## Goal
For the material that follows, list every line containing the word "structured".
┌──
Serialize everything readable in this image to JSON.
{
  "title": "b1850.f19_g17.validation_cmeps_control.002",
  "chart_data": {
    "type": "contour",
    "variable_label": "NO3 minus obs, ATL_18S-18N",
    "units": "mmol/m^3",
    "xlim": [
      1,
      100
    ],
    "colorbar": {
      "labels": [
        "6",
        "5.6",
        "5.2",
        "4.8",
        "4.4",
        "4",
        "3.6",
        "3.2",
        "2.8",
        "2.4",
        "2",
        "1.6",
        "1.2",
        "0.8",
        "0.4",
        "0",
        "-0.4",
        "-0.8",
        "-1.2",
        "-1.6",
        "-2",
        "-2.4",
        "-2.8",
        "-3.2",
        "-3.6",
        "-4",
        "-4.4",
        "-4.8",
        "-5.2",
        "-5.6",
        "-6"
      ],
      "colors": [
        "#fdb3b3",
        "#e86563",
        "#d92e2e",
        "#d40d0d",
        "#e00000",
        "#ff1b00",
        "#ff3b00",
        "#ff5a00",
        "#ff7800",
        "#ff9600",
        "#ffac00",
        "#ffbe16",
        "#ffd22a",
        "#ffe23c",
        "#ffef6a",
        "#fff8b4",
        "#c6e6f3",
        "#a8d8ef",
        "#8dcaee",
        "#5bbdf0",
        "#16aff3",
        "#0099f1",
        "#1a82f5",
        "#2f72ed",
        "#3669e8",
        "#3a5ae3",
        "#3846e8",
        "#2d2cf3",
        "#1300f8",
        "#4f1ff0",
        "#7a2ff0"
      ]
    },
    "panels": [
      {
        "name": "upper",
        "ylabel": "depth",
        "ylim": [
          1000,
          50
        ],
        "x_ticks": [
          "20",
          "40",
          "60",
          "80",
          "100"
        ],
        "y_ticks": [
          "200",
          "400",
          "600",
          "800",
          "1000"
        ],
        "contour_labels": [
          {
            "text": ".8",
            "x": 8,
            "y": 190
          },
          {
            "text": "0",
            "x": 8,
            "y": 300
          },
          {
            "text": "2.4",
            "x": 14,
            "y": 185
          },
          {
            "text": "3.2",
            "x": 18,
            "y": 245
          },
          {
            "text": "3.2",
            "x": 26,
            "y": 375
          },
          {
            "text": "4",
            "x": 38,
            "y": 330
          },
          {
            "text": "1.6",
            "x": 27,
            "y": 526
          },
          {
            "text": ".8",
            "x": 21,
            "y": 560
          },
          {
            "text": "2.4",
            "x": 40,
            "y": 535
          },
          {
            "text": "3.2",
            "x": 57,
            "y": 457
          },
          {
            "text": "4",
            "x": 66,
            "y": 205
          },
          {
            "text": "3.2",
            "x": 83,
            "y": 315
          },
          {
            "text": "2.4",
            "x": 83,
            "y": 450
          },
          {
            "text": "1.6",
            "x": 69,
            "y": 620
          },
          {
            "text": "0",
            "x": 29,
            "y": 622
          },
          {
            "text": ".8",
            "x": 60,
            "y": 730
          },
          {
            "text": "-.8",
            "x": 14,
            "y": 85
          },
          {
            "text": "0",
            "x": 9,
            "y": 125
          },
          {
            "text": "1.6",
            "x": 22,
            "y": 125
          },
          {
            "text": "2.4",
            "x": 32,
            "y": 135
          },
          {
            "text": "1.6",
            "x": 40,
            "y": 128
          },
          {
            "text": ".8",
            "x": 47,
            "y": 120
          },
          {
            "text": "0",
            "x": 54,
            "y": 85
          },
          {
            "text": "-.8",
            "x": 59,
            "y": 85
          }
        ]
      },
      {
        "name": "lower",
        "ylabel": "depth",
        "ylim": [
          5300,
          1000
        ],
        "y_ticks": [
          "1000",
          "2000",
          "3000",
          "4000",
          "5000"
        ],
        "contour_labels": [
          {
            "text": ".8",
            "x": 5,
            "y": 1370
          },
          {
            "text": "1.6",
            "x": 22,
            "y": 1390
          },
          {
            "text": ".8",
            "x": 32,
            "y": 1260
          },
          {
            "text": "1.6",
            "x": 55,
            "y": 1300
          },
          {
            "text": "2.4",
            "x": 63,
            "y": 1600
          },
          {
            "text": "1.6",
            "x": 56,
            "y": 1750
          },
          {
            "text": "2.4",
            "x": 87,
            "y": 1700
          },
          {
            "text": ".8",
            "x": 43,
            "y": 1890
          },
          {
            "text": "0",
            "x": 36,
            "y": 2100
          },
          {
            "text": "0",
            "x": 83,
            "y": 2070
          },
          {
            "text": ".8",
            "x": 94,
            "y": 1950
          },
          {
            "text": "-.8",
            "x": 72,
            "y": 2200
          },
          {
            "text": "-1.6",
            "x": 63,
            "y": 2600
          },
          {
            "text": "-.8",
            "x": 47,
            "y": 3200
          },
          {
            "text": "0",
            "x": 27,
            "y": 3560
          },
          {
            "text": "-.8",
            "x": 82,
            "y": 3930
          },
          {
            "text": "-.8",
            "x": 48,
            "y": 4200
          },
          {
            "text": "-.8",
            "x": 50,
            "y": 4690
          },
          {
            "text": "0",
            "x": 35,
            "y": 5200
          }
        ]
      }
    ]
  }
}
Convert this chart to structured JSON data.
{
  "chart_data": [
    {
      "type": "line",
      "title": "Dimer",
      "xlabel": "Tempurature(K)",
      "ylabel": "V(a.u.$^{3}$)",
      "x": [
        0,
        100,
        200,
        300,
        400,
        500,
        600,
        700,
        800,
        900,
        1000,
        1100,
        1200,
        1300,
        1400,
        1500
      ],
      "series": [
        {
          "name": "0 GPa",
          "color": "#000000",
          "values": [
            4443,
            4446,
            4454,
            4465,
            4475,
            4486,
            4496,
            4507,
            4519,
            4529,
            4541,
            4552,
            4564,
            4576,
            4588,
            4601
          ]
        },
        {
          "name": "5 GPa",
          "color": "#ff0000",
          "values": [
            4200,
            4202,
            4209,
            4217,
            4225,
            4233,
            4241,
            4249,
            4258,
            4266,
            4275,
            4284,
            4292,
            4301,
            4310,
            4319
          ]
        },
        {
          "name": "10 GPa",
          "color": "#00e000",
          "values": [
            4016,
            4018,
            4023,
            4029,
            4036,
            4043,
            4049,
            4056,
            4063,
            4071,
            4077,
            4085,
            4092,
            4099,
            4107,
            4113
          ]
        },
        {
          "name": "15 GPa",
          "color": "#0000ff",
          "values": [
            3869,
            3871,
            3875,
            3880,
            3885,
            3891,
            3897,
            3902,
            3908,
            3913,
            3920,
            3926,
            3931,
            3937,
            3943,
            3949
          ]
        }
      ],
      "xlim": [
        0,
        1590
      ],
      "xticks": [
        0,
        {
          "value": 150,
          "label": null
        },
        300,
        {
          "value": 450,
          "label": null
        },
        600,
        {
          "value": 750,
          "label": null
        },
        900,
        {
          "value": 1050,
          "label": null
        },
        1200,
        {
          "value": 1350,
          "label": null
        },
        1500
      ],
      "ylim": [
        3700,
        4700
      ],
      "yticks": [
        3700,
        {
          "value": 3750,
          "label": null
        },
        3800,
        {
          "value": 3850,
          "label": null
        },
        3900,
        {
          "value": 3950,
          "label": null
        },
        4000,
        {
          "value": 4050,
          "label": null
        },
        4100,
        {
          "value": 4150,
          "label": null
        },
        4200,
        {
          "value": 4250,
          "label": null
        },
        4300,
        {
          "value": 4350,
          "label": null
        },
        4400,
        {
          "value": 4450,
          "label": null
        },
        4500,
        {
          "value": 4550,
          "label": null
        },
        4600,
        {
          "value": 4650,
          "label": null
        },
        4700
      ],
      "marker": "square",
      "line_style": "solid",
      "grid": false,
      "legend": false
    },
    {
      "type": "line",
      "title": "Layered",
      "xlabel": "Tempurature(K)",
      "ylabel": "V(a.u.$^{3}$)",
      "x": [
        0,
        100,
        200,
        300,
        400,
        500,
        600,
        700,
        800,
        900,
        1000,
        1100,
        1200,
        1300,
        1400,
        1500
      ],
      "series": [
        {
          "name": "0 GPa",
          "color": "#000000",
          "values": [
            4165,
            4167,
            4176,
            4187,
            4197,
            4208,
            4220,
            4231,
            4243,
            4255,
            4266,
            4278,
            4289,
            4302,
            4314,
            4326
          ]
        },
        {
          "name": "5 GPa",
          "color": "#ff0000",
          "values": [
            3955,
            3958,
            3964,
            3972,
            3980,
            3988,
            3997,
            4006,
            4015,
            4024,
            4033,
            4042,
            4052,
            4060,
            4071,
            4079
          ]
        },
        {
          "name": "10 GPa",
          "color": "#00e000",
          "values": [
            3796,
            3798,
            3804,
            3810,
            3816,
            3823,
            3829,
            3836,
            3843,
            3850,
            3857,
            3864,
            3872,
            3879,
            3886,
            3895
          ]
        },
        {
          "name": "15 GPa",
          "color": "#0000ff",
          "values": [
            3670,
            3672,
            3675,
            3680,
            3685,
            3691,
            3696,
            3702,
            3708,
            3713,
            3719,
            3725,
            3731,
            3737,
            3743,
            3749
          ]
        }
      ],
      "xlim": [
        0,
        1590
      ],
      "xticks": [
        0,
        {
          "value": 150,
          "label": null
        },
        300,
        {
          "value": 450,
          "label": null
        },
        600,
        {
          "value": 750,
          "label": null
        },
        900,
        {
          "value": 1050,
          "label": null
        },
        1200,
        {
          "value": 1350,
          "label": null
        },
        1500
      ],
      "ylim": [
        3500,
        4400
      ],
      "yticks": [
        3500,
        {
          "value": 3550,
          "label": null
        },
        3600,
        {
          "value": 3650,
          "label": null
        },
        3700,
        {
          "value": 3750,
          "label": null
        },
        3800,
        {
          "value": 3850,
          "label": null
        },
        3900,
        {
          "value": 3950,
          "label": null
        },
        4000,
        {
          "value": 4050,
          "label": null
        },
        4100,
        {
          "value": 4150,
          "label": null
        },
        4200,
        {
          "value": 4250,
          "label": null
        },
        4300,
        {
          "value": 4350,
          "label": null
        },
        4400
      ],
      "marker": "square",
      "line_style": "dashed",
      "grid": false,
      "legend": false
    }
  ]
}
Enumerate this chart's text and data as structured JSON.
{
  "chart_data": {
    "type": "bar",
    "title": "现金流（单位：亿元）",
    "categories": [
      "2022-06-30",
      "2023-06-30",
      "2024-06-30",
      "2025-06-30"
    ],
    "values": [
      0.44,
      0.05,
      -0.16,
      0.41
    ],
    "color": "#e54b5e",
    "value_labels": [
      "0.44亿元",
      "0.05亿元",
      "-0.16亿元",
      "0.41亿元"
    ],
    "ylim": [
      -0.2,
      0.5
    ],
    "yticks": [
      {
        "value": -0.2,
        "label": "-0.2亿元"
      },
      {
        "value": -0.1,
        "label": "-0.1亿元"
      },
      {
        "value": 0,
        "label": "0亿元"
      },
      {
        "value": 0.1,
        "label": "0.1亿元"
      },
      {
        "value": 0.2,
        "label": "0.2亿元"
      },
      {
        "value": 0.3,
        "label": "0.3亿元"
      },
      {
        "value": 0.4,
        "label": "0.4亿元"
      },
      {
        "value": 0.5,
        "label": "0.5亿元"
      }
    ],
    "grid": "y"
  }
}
└──
## Solution to this exercise
Convert this chart to structured JSON data.
Enumerate this chart's text and data as structured JSON.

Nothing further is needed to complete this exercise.